### Given data ###

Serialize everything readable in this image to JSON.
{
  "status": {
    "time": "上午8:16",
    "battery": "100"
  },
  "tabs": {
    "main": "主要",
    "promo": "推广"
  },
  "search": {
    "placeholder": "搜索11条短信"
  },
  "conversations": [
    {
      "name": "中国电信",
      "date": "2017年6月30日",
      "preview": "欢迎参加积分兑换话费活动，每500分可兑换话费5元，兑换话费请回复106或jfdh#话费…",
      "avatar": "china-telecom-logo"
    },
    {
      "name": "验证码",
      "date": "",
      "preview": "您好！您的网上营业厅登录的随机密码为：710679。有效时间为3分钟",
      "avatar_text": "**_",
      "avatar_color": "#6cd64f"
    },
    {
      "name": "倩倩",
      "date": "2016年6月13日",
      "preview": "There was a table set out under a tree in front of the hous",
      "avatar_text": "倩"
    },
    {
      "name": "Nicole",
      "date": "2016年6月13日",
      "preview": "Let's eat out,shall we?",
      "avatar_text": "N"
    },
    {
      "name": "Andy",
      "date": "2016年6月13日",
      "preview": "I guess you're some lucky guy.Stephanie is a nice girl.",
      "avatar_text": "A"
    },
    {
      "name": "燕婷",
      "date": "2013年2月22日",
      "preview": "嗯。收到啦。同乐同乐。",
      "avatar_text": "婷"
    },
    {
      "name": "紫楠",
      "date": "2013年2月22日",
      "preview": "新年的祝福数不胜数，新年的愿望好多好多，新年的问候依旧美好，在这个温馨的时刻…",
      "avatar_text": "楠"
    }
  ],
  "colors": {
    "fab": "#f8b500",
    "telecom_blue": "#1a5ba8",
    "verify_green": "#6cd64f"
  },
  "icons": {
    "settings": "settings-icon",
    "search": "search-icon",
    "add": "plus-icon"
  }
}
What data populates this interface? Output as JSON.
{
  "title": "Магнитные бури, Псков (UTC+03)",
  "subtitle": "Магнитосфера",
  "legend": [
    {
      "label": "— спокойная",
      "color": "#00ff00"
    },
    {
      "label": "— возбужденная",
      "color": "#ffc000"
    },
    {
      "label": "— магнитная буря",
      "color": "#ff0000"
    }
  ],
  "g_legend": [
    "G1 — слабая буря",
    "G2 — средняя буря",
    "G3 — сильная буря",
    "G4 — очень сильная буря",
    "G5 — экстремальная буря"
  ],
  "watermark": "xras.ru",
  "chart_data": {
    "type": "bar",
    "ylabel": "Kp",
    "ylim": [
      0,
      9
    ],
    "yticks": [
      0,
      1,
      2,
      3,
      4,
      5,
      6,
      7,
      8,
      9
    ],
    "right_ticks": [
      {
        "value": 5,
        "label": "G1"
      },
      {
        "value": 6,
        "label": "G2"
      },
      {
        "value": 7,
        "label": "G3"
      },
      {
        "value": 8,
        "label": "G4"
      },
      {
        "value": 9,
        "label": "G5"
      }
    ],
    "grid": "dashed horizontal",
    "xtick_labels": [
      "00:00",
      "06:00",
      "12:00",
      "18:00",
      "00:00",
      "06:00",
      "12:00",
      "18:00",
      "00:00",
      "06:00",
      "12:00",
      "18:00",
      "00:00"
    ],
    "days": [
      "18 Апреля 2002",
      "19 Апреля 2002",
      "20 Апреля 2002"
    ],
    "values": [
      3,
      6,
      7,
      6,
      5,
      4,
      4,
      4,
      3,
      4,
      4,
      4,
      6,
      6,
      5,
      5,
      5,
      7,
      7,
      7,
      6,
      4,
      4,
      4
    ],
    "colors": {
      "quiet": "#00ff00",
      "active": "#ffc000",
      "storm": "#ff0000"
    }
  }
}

###

#### Do this
From the line containing "What data populates" through the closing line of the material above, return every line exactly and omit all others.

#### Response to this task
What data populates this interface? Output as JSON.
{
  "title": "Магнитные бури, Псков (UTC+03)",
  "subtitle": "Магнитосфера",
  "legend": [
    {
      "label": "— спокойная",
      "color": "#00ff00"
    },
    {
      "label": "— возбужденная",
      "color": "#ffc000"
    },
    {
      "label": "— магнитная буря",
      "color": "#ff0000"
    }
  ],
  "g_legend": [
    "G1 — слабая буря",
    "G2 — средняя буря",
    "G3 — сильная буря",
    "G4 — очень сильная буря",
    "G5 — экстремальная буря"
  ],
  "watermark": "xras.ru",
  "chart_data": {
    "type": "bar",
    "ylabel": "Kp",
    "ylim": [
      0,
      9
    ],
    "yticks": [
      0,
      1,
      2,
      3,
      4,
      5,
      6,
      7,
      8,
      9
    ],
    "right_ticks": [
      {
        "value": 5,
        "label": "G1"
      },
      {
        "value": 6,
        "label": "G2"
      },
      {
        "value": 7,
        "label": "G3"
      },
      {
        "value": 8,
        "label": "G4"
      },
      {
        "value": 9,
        "label": "G5"
      }
    ],
    "grid": "dashed horizontal",
    "xtick_labels": [
      "00:00",
      "06:00",
      "12:00",
      "18:00",
      "00:00",
      "06:00",
      "12:00",
      "18:00",
      "00:00",
      "06:00",
      "12:00",
      "18:00",
      "00:00"
    ],
    "days": [
      "18 Апреля 2002",
      "19 Апреля 2002",
      "20 Апреля 2002"
    ],
    "values": [
      3,
      6,
      7,
      6,
      5,
      4,
      4,
      4,
      3,
      4,
      4,
      4,
      6,
      6,
      5,
      5,
      5,
      7,
      7,
      7,
      6,
      4,
      4,
      4
    ],
    "colors": {
      "quiet": "#00ff00",
      "active": "#ffc000",
      "storm": "#ff0000"
    }
  }
}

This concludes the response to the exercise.